**Your instructions**
Transcribe the records below exactly as they appear.

Data items:
——————

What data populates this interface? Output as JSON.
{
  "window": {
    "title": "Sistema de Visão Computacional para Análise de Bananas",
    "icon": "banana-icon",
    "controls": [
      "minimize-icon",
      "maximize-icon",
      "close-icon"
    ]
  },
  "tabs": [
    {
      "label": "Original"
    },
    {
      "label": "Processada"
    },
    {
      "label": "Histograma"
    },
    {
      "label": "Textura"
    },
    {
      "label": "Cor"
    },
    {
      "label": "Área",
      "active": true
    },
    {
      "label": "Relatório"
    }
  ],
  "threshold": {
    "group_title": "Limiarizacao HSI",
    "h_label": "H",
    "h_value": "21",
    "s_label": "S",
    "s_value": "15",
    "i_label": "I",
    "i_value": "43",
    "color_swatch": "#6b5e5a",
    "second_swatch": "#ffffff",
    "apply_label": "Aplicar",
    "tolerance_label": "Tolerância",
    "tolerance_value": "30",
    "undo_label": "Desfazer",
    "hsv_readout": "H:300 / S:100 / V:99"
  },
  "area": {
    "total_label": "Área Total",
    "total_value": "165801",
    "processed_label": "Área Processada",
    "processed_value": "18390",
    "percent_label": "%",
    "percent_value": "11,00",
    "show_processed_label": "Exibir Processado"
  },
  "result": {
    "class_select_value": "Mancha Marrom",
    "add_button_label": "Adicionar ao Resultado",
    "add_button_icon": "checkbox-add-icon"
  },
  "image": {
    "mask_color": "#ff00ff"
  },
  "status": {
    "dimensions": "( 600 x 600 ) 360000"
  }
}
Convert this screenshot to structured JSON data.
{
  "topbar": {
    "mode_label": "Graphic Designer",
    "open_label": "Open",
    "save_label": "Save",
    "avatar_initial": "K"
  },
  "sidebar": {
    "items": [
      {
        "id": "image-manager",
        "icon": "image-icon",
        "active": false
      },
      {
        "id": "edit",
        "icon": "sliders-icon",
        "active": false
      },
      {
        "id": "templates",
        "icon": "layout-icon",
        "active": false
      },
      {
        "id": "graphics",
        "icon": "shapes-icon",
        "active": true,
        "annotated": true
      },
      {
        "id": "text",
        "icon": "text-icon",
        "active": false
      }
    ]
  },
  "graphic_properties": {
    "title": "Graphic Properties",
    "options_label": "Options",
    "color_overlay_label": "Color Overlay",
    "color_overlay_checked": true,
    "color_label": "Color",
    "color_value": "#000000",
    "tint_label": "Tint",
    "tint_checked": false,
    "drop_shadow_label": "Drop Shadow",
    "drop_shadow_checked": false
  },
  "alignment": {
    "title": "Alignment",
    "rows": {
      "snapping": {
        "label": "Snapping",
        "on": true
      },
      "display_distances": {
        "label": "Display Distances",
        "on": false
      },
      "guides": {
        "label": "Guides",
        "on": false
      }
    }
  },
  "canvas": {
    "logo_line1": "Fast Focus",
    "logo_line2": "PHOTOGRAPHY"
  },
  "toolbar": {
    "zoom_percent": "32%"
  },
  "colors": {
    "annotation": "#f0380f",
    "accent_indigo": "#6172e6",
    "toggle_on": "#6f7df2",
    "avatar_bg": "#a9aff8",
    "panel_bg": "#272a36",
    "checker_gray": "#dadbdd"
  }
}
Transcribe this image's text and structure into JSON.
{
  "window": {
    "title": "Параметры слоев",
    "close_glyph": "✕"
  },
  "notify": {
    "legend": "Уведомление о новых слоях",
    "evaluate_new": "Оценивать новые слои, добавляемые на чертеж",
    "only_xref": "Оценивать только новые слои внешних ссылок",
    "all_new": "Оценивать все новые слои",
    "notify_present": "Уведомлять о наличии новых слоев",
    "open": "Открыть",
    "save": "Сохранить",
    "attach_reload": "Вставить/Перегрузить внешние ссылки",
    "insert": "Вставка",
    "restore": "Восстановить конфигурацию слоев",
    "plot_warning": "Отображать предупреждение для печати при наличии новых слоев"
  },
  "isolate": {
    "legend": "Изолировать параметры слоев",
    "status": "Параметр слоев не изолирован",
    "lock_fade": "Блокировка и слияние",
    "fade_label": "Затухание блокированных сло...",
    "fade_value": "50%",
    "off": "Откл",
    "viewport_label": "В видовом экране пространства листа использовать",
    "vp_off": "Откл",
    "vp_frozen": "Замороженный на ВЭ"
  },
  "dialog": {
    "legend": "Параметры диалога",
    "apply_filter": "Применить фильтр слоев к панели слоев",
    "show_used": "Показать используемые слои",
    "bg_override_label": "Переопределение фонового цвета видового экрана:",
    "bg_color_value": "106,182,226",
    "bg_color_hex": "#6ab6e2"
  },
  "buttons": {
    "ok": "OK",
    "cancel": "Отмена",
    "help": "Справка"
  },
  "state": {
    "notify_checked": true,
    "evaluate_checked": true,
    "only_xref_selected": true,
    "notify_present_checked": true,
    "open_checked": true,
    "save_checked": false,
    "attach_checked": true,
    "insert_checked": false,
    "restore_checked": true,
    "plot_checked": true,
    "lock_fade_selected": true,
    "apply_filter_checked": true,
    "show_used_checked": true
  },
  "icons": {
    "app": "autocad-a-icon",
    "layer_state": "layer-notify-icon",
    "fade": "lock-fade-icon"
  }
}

——————

**Output for this exercise**
What data populates this interface? Output as JSON.
{
  "window": {
    "title": "Sistema de Visão Computacional para Análise de Bananas",
    "icon": "banana-icon",
    "controls": [
      "minimize-icon",
      "maximize-icon",
      "close-icon"
    ]
  },
  "tabs": [
    {
      "label": "Original"
    },
    {
      "label": "Processada"
    },
    {
      "label": "Histograma"
    },
    {
      "label": "Textura"
    },
    {
      "label": "Cor"
    },
    {
      "label": "Área",
      "active": true
    },
    {
      "label": "Relatório"
    }
  ],
  "threshold": {
    "group_title": "Limiarizacao HSI",
    "h_label": "H",
    "h_value": "21",
    "s_label": "S",
    "s_value": "15",
    "i_label": "I",
    "i_value": "43",
    "color_swatch": "#6b5e5a",
    "second_swatch": "#ffffff",
    "apply_label": "Aplicar",
    "tolerance_label": "Tolerância",
    "tolerance_value": "30",
    "undo_label": "Desfazer",
    "hsv_readout": "H:300 / S:100 / V:99"
  },
  "area": {
    "total_label": "Área Total",
    "total_value": "165801",
    "processed_label": "Área Processada",
    "processed_value": "18390",
    "percent_label": "%",
    "percent_value": "11,00",
    "show_processed_label": "Exibir Processado"
  },
  "result": {
    "class_select_value": "Mancha Marrom",
    "add_button_label": "Adicionar ao Resultado",
    "add_button_icon": "checkbox-add-icon"
  },
  "image": {
    "mask_color": "#ff00ff"
  },
  "status": {
    "dimensions": "( 600 x 600 ) 360000"
  }
}
Convert this screenshot to structured JSON data.
{
  "topbar": {
    "mode_label": "Graphic Designer",
    "open_label": "Open",
    "save_label": "Save",
    "avatar_initial": "K"
  },
  "sidebar": {
    "items": [
      {
        "id": "image-manager",
        "icon": "image-icon",
        "active": false
      },
      {
        "id": "edit",
        "icon": "sliders-icon",
        "active": false
      },
      {
        "id": "templates",
        "icon": "layout-icon",
        "active": false
      },
      {
        "id": "graphics",
        "icon": "shapes-icon",
        "active": true,
        "annotated": true
      },
      {
        "id": "text",
        "icon": "text-icon",
        "active": false
      }
    ]
  },
  "graphic_properties": {
    "title": "Graphic Properties",
    "options_label": "Options",
    "color_overlay_label": "Color Overlay",
    "color_overlay_checked": true,
    "color_label": "Color",
    "color_value": "#000000",
    "tint_label": "Tint",
    "tint_checked": false,
    "drop_shadow_label": "Drop Shadow",
    "drop_shadow_checked": false
  },
  "alignment": {
    "title": "Alignment",
    "rows": {
      "snapping": {
        "label": "Snapping",
        "on": true
      },
      "display_distances": {
        "label": "Display Distances",
        "on": false
      },
      "guides": {
        "label": "Guides",
        "on": false
      }
    }
  },
  "canvas": {
    "logo_line1": "Fast Focus",
    "logo_line2": "PHOTOGRAPHY"
  },
  "toolbar": {
    "zoom_percent": "32%"
  },
  "colors": {
    "annotation": "#f0380f",
    "accent_indigo": "#6172e6",
    "toggle_on": "#6f7df2",
    "avatar_bg": "#a9aff8",
    "panel_bg": "#272a36",
    "checker_gray": "#dadbdd"
  }
}
Transcribe this image's text and structure into JSON.
{
  "window": {
    "title": "Параметры слоев",
    "close_glyph": "✕"
  },
  "notify": {
    "legend": "Уведомление о новых слоях",
    "evaluate_new": "Оценивать новые слои, добавляемые на чертеж",
    "only_xref": "Оценивать только новые слои внешних ссылок",
    "all_new": "Оценивать все новые слои",
    "notify_present": "Уведомлять о наличии новых слоев",
    "open": "Открыть",
    "save": "Сохранить",
    "attach_reload": "Вставить/Перегрузить внешние ссылки",
    "insert": "Вставка",
    "restore": "Восстановить конфигурацию слоев",
    "plot_warning": "Отображать предупреждение для печати при наличии новых слоев"
  },
  "isolate": {
    "legend": "Изолировать параметры слоев",
    "status": "Параметр слоев не изолирован",
    "lock_fade": "Блокировка и слияние",
    "fade_label": "Затухание блокированных сло...",
    "fade_value": "50%",
    "off": "Откл",
    "viewport_label": "В видовом экране пространства листа использовать",
    "vp_off": "Откл",
    "vp_frozen": "Замороженный на ВЭ"
  },
  "dialog": {
    "legend": "Параметры диалога",
    "apply_filter": "Применить фильтр слоев к панели слоев",
    "show_used": "Показать используемые слои",
    "bg_override_label": "Переопределение фонового цвета видового экрана:",
    "bg_color_value": "106,182,226",
    "bg_color_hex": "#6ab6e2"
  },
  "buttons": {
    "ok": "OK",
    "cancel": "Отмена",
    "help": "Справка"
  },
  "state": {
    "notify_checked": true,
    "evaluate_checked": true,
    "only_xref_selected": true,
    "notify_present_checked": true,
    "open_checked": true,
    "save_checked": false,
    "attach_checked": true,
    "insert_checked": false,
    "restore_checked": true,
    "plot_checked": true,
    "lock_fade_selected": true,
    "apply_filter_checked": true,
    "show_used_checked": true
  },
  "icons": {
    "app": "autocad-a-icon",
    "layer_state": "layer-notify-icon",
    "fade": "lock-fade-icon"
  }
}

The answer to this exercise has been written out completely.